Using the listing below, copy every line that mentions "screenshot".

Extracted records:
---
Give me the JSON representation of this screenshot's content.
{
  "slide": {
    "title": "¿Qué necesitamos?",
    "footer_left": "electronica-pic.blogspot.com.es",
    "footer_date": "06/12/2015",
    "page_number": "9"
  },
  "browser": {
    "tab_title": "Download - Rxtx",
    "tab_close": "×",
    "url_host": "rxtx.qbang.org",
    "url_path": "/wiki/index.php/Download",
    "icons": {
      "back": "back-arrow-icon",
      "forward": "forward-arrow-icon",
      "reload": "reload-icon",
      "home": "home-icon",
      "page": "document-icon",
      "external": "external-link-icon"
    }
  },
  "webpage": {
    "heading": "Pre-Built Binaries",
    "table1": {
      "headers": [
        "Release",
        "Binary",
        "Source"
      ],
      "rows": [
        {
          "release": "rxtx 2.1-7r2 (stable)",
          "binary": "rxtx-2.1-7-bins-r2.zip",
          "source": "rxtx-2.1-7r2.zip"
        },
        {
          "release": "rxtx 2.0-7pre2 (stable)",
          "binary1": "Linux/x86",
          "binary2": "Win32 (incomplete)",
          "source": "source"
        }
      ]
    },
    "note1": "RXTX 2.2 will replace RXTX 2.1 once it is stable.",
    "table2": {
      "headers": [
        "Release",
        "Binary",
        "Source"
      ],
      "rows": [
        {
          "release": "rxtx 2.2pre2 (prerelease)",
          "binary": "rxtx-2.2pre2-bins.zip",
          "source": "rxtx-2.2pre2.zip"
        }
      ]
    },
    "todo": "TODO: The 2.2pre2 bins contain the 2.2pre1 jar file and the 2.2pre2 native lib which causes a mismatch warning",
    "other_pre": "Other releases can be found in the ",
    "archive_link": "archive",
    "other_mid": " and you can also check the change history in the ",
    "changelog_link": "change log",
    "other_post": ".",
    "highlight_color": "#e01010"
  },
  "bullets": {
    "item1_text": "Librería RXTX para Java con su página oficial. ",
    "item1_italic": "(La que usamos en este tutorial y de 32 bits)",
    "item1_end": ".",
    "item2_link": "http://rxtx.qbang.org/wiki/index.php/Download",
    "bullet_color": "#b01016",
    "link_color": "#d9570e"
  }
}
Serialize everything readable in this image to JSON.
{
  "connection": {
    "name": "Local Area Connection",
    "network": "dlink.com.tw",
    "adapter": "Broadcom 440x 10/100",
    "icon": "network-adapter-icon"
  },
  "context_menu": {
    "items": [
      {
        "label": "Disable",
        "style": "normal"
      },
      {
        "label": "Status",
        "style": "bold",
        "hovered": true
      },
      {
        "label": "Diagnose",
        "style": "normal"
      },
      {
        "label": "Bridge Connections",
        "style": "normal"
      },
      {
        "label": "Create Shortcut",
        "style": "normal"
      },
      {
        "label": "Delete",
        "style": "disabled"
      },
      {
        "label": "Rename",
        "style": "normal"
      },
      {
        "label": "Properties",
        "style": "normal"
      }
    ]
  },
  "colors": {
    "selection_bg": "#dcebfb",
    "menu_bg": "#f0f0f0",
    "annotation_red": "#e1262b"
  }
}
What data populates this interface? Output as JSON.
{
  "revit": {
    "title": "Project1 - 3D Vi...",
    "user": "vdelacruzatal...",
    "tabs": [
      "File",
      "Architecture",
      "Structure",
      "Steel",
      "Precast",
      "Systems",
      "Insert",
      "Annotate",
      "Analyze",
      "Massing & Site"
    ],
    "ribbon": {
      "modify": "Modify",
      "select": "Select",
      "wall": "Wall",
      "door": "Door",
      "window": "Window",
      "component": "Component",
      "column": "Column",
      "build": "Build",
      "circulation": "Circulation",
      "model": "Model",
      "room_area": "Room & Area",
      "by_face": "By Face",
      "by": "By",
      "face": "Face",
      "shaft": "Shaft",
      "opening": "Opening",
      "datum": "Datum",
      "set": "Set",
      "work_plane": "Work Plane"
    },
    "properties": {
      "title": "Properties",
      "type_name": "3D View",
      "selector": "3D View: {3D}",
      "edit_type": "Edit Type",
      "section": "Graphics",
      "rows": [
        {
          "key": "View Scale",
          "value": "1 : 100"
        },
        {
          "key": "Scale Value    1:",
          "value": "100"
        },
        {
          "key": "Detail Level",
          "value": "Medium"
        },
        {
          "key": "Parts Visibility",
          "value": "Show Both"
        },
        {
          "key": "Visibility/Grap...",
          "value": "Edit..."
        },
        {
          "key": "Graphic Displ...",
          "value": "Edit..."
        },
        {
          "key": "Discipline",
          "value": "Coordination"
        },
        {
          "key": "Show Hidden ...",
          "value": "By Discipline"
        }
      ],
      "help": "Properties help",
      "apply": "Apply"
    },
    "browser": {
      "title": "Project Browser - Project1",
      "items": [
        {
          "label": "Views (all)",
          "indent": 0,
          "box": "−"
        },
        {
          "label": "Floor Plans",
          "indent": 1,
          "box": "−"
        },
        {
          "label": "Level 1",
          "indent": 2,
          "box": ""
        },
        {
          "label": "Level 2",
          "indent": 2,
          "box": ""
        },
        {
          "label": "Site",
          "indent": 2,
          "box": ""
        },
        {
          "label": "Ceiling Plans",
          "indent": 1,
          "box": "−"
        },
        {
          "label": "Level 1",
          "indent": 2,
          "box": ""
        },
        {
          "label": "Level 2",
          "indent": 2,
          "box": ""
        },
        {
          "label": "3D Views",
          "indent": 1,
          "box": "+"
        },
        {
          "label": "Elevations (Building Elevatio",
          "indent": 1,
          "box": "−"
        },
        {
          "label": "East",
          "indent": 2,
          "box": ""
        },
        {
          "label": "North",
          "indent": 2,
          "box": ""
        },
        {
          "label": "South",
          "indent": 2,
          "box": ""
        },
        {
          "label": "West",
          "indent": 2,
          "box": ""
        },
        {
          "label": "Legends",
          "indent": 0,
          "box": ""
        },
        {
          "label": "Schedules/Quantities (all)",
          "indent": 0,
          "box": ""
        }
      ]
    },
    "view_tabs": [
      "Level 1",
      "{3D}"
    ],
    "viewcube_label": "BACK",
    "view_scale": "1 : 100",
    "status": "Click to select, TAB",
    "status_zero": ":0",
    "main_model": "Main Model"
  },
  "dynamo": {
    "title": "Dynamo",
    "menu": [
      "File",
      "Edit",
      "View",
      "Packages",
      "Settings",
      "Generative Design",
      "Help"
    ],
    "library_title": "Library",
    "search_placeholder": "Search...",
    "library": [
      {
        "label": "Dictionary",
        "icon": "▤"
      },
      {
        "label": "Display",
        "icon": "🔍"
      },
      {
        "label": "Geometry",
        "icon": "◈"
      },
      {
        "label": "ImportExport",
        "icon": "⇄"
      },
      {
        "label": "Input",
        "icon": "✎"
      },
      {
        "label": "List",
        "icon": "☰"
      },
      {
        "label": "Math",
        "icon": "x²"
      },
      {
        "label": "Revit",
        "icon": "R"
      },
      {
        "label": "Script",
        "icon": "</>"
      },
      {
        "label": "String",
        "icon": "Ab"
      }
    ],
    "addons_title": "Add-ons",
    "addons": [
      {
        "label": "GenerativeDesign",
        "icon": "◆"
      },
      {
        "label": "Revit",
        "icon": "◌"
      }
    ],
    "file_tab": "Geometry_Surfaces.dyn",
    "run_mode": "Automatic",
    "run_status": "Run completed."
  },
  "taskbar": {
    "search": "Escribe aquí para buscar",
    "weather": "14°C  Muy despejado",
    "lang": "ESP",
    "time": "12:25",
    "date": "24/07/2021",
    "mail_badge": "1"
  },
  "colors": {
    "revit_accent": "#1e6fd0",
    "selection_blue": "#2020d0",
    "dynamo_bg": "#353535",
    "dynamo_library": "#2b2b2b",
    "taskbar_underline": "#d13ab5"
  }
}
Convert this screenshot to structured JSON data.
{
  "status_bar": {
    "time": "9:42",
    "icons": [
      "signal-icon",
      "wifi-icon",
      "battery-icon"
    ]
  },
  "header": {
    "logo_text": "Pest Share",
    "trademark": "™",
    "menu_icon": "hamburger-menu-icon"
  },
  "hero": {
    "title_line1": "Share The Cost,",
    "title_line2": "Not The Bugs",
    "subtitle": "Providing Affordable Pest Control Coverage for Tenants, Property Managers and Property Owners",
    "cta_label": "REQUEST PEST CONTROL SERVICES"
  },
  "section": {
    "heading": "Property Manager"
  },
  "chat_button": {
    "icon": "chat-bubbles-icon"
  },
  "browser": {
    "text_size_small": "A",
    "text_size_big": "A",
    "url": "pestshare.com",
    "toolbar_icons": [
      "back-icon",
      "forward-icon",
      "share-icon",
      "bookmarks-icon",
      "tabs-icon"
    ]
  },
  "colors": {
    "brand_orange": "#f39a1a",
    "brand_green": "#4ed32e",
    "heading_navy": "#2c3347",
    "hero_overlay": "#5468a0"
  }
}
---
#### [Answer to the exercise]
Give me the JSON representation of this screenshot's content.
Convert this screenshot to structured JSON data.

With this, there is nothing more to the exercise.